REQUIRED WORK: Gather every line in the records below that contains the word "without".

MATERIAL SUPPLIED:
════════

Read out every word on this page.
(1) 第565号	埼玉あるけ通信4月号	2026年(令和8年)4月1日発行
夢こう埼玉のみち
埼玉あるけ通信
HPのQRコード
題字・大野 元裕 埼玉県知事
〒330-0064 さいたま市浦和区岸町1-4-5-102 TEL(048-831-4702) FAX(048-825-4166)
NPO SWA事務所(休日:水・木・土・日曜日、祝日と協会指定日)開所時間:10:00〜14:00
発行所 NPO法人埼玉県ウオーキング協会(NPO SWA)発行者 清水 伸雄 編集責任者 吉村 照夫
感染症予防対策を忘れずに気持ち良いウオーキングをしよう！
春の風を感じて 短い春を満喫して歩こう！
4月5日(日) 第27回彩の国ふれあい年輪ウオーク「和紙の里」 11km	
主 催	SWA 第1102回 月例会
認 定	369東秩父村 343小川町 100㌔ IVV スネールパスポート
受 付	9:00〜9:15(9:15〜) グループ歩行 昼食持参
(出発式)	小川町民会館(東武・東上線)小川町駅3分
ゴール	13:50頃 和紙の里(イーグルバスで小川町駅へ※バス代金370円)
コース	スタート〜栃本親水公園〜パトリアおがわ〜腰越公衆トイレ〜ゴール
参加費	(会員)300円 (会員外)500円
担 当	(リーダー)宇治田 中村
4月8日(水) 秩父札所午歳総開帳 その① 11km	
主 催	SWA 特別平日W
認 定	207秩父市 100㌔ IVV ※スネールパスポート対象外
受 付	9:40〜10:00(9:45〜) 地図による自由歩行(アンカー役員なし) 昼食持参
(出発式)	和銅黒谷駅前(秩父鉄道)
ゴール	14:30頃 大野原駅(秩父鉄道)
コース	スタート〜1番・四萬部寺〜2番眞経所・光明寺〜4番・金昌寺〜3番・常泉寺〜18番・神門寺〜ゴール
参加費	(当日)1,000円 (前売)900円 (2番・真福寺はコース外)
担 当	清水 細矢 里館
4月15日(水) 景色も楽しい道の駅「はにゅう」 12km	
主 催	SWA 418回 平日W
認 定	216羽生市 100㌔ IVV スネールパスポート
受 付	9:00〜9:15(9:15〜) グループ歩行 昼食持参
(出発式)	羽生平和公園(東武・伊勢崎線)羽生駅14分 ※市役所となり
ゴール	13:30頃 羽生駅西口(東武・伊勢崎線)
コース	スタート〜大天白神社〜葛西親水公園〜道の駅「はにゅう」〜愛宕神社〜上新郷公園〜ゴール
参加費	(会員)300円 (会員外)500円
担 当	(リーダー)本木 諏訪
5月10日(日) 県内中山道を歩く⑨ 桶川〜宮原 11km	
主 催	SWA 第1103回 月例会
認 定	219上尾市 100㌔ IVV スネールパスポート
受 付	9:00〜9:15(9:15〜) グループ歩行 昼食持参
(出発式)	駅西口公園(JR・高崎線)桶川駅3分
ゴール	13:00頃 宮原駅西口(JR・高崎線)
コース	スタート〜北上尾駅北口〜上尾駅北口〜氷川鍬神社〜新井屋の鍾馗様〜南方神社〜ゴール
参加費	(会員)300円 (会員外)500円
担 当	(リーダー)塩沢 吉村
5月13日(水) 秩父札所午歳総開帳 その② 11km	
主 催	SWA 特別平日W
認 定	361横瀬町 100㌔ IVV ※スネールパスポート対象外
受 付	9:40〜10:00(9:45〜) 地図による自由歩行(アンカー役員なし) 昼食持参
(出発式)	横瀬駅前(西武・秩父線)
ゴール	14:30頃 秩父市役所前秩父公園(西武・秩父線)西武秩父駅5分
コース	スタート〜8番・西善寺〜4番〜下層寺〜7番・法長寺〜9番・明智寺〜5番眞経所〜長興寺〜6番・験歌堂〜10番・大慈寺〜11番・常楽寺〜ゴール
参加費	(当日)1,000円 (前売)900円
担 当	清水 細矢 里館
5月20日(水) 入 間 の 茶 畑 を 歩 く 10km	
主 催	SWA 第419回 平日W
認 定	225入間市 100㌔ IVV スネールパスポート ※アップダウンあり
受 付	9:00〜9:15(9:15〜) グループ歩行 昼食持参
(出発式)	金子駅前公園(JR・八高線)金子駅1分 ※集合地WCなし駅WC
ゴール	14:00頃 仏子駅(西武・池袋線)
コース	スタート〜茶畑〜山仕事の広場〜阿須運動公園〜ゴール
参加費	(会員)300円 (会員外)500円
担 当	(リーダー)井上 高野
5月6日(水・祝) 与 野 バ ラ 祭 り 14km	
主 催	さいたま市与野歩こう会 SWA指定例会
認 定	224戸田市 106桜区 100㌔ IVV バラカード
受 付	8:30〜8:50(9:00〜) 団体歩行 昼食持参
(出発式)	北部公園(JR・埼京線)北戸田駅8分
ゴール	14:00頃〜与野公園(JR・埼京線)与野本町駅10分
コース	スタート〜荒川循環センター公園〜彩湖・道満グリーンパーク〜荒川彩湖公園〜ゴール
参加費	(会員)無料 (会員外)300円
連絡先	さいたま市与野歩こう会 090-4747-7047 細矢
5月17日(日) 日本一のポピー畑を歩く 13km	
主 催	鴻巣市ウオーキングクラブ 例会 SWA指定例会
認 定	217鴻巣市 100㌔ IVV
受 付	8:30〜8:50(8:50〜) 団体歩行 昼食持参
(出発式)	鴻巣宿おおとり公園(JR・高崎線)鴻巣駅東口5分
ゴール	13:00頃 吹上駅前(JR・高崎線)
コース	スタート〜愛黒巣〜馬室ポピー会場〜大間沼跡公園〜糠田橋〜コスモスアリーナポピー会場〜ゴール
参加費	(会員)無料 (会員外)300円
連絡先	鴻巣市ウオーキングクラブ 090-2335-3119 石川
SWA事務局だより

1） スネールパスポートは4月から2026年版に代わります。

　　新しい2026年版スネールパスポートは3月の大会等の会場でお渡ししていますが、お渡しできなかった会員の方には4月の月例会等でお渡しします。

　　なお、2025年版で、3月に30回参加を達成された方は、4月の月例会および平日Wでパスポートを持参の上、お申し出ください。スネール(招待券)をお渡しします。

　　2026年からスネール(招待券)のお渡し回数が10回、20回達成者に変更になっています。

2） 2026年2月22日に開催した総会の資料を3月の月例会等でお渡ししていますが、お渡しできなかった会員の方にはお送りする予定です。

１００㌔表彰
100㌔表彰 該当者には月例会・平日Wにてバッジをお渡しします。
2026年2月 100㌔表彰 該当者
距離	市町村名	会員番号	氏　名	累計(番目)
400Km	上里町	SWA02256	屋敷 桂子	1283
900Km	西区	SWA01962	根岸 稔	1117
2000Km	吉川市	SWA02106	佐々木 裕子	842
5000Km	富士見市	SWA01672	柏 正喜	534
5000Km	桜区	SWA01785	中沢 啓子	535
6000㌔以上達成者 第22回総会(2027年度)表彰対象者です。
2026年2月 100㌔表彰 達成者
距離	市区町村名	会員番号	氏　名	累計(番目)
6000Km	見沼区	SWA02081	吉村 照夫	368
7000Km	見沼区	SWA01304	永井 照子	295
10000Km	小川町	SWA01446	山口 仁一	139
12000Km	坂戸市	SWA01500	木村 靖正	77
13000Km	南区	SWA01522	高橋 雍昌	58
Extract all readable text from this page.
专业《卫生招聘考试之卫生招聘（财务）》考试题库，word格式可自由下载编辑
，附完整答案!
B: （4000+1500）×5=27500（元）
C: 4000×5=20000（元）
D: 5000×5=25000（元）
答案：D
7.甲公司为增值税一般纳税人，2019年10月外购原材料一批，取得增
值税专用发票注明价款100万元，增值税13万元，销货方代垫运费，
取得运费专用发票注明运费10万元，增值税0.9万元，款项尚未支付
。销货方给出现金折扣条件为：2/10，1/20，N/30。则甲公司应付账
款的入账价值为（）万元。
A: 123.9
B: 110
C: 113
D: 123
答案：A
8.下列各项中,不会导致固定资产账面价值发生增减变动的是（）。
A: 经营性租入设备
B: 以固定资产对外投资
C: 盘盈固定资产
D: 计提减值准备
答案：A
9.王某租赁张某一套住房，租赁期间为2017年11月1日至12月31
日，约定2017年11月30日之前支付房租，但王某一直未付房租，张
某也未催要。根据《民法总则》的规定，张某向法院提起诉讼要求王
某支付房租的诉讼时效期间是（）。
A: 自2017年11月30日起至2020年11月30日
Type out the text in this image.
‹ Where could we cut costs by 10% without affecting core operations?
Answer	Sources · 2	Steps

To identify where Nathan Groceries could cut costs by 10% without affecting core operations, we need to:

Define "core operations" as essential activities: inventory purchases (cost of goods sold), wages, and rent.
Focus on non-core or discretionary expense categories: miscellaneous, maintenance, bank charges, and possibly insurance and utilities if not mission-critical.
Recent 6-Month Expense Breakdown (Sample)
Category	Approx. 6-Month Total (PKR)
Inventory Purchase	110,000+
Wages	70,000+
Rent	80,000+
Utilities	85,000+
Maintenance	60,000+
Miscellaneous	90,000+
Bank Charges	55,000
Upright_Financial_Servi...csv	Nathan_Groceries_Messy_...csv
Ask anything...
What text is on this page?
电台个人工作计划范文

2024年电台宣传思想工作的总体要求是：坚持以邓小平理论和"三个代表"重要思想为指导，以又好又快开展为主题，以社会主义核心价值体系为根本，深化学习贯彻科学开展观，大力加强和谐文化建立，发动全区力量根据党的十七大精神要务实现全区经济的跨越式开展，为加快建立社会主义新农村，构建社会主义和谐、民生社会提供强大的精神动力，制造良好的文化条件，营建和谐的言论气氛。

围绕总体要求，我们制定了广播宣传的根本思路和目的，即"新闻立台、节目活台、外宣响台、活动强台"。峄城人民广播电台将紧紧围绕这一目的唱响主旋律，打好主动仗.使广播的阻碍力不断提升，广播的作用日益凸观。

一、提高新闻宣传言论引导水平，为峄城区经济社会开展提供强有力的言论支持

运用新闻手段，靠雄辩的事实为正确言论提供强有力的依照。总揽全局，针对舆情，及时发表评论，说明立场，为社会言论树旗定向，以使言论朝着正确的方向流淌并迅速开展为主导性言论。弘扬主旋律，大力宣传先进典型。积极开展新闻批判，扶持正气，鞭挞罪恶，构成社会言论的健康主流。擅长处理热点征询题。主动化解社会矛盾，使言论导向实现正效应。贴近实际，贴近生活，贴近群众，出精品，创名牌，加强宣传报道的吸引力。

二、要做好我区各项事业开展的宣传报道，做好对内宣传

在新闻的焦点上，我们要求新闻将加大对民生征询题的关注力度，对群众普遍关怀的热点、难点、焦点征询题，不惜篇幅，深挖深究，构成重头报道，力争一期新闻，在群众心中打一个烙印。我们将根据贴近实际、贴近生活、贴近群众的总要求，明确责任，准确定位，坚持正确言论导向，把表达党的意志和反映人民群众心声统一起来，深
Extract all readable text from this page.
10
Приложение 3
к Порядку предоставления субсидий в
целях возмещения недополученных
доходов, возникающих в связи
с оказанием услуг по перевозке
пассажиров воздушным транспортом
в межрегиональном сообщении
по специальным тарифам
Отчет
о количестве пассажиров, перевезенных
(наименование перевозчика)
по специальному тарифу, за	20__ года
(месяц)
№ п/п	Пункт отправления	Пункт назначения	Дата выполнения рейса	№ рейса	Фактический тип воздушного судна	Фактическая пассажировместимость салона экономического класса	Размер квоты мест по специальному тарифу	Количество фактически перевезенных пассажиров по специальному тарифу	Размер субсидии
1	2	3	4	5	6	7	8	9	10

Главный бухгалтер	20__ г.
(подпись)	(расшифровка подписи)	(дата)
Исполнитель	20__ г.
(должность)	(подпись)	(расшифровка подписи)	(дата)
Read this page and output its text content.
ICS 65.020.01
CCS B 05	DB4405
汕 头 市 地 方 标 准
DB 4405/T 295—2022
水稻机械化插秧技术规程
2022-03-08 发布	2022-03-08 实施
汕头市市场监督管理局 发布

════════

THE ANSWER:
‹ Where could we cut costs by 10% without affecting core operations?
To identify where Nathan Groceries could cut costs by 10% without affecting core operations, we need to:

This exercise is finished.